Written instruction:
Reproduce every entry that follows word for word, but omit the images.
** Start of Stored data **
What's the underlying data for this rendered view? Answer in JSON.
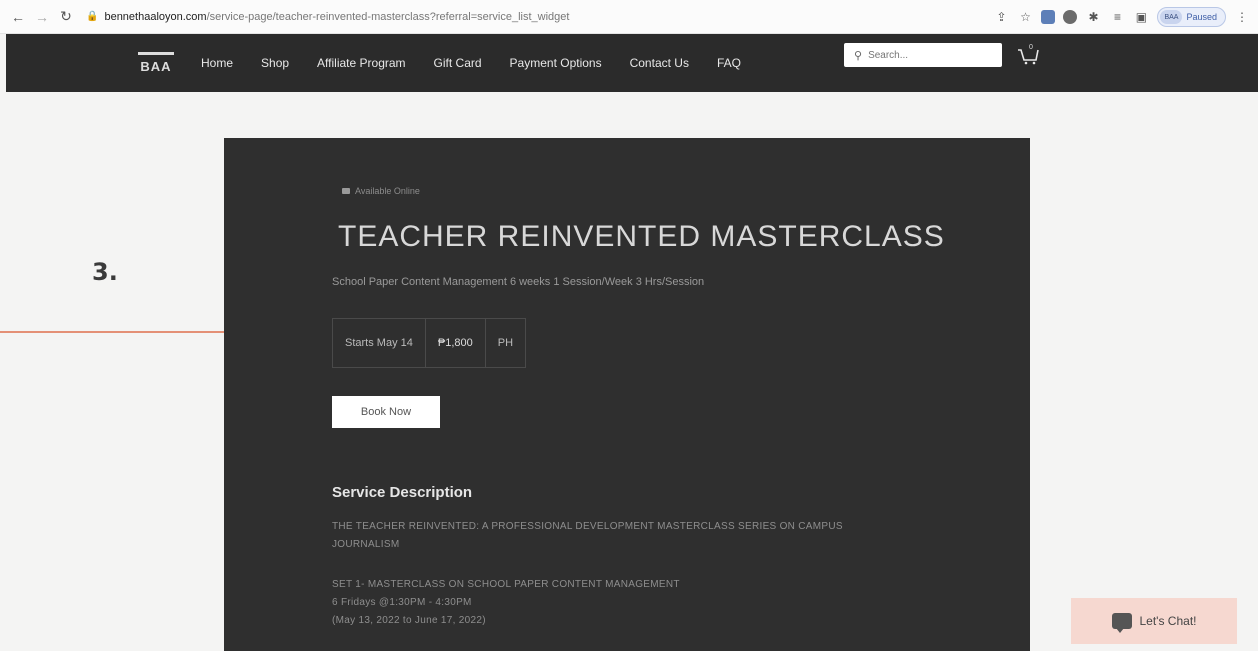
{
  "browser": {
    "url_host": "bennethaaloyon.com",
    "url_path": "/service-page/teacher-reinvented-masterclass?referral=service_list_widget",
    "profile_label": "BAA",
    "profile_status": "Paused"
  },
  "site": {
    "logo": "BAA",
    "nav": [
      "Home",
      "Shop",
      "Affiliate Program",
      "Gift Card",
      "Payment Options",
      "Contact Us",
      "FAQ"
    ],
    "search_placeholder": "Search...",
    "cart_count": "0"
  },
  "service": {
    "availability": "Available Online",
    "title": "TEACHER REINVENTED MASTERCLASS",
    "subtitle": "School Paper Content Management 6 weeks 1 Session/Week 3 Hrs/Session",
    "start": "Starts May 14",
    "price": "₱1,800",
    "location": "PH",
    "book_label": "Book Now",
    "description_heading": "Service Description",
    "description_lines": [
      "THE TEACHER REINVENTED: A PROFESSIONAL DEVELOPMENT MASTERCLASS SERIES ON CAMPUS",
      "JOURNALISM",
      "SET 1- MASTERCLASS ON SCHOOL PAPER CONTENT MANAGEMENT",
      "6 Fridays @1:30PM - 4:30PM",
      "(May 13, 2022 to June 17, 2022)"
    ]
  },
  "annotation": {
    "step": "3.",
    "color": "#d9552b"
  },
  "chat": {
    "label": "Let's Chat!"
  }
}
** End of Stored data **
Full output:
What's the underlying data for this rendered view? Answer in JSON.
{
  "browser": {
    "url_host": "bennethaaloyon.com",
    "url_path": "/service-page/teacher-reinvented-masterclass?referral=service_list_widget",
    "profile_label": "BAA",
    "profile_status": "Paused"
  },
  "site": {
    "logo": "BAA",
    "nav": [
      "Home",
      "Shop",
      "Affiliate Program",
      "Gift Card",
      "Payment Options",
      "Contact Us",
      "FAQ"
    ],
    "search_placeholder": "Search...",
    "cart_count": "0"
  },
  "service": {
    "availability": "Available Online",
    "title": "TEACHER REINVENTED MASTERCLASS",
    "subtitle": "School Paper Content Management 6 weeks 1 Session/Week 3 Hrs/Session",
    "start": "Starts May 14",
    "price": "₱1,800",
    "location": "PH",
    "book_label": "Book Now",
    "description_heading": "Service Description",
    "description_lines": [
      "THE TEACHER REINVENTED: A PROFESSIONAL DEVELOPMENT MASTERCLASS SERIES ON CAMPUS",
      "JOURNALISM",
      "SET 1- MASTERCLASS ON SCHOOL PAPER CONTENT MANAGEMENT",
      "6 Fridays @1:30PM - 4:30PM",
      "(May 13, 2022 to June 17, 2022)"
    ]
  },
  "annotation": {
    "step": "3.",
    "color": "#d9552b"
  },
  "chat": {
    "label": "Let's Chat!"
  }
}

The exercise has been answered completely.